RECORD LIST:
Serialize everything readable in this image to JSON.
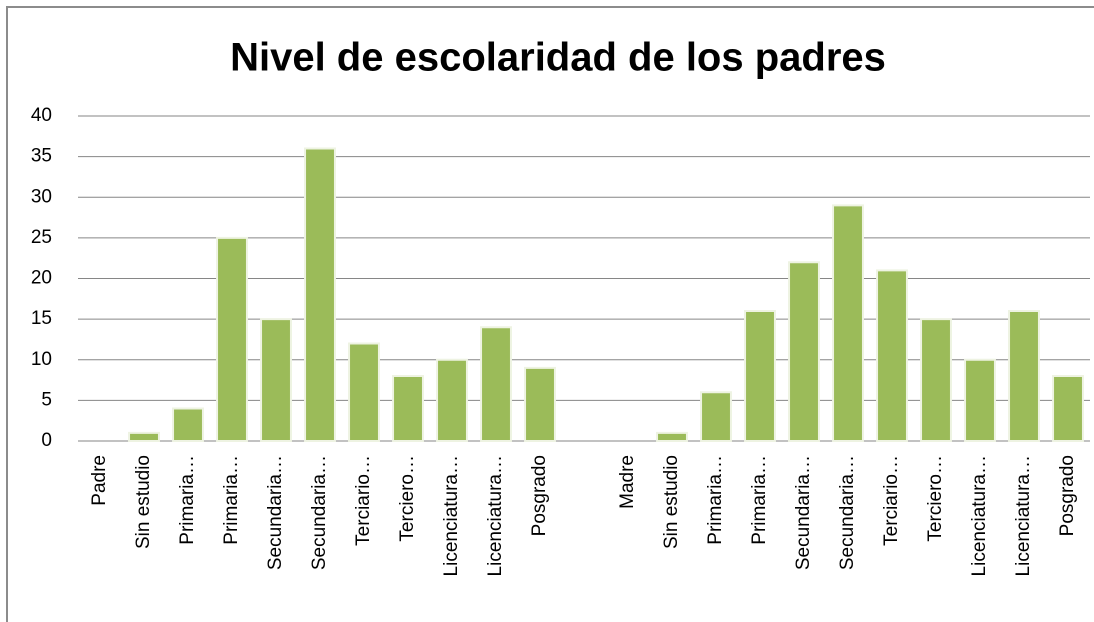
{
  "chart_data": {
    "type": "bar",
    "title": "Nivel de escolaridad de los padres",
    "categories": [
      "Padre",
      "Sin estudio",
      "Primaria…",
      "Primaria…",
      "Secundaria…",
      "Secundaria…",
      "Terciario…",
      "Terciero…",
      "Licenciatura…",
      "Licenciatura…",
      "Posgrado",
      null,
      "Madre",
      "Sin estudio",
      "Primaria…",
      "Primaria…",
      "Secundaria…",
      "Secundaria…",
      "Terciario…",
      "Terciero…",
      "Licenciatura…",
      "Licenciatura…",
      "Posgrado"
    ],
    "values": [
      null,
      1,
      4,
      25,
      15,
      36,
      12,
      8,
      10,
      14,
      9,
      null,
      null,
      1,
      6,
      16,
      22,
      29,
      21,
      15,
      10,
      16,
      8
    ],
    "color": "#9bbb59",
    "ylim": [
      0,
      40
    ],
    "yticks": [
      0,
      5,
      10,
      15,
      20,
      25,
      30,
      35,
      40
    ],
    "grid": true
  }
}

WHAT YOU NEED TO DO: Keep the pictures out of the copy and return the rest of the data above exactly.

FINAL RESULT:
Serialize everything readable in this image to JSON.
{
  "chart_data": {
    "type": "bar",
    "title": "Nivel de escolaridad de los padres",
    "categories": [
      "Padre",
      "Sin estudio",
      "Primaria…",
      "Primaria…",
      "Secundaria…",
      "Secundaria…",
      "Terciario…",
      "Terciero…",
      "Licenciatura…",
      "Licenciatura…",
      "Posgrado",
      null,
      "Madre",
      "Sin estudio",
      "Primaria…",
      "Primaria…",
      "Secundaria…",
      "Secundaria…",
      "Terciario…",
      "Terciero…",
      "Licenciatura…",
      "Licenciatura…",
      "Posgrado"
    ],
    "values": [
      null,
      1,
      4,
      25,
      15,
      36,
      12,
      8,
      10,
      14,
      9,
      null,
      null,
      1,
      6,
      16,
      22,
      29,
      21,
      15,
      10,
      16,
      8
    ],
    "color": "#9bbb59",
    "ylim": [
      0,
      40
    ],
    "yticks": [
      0,
      5,
      10,
      15,
      20,
      25,
      30,
      35,
      40
    ],
    "grid": true
  }
}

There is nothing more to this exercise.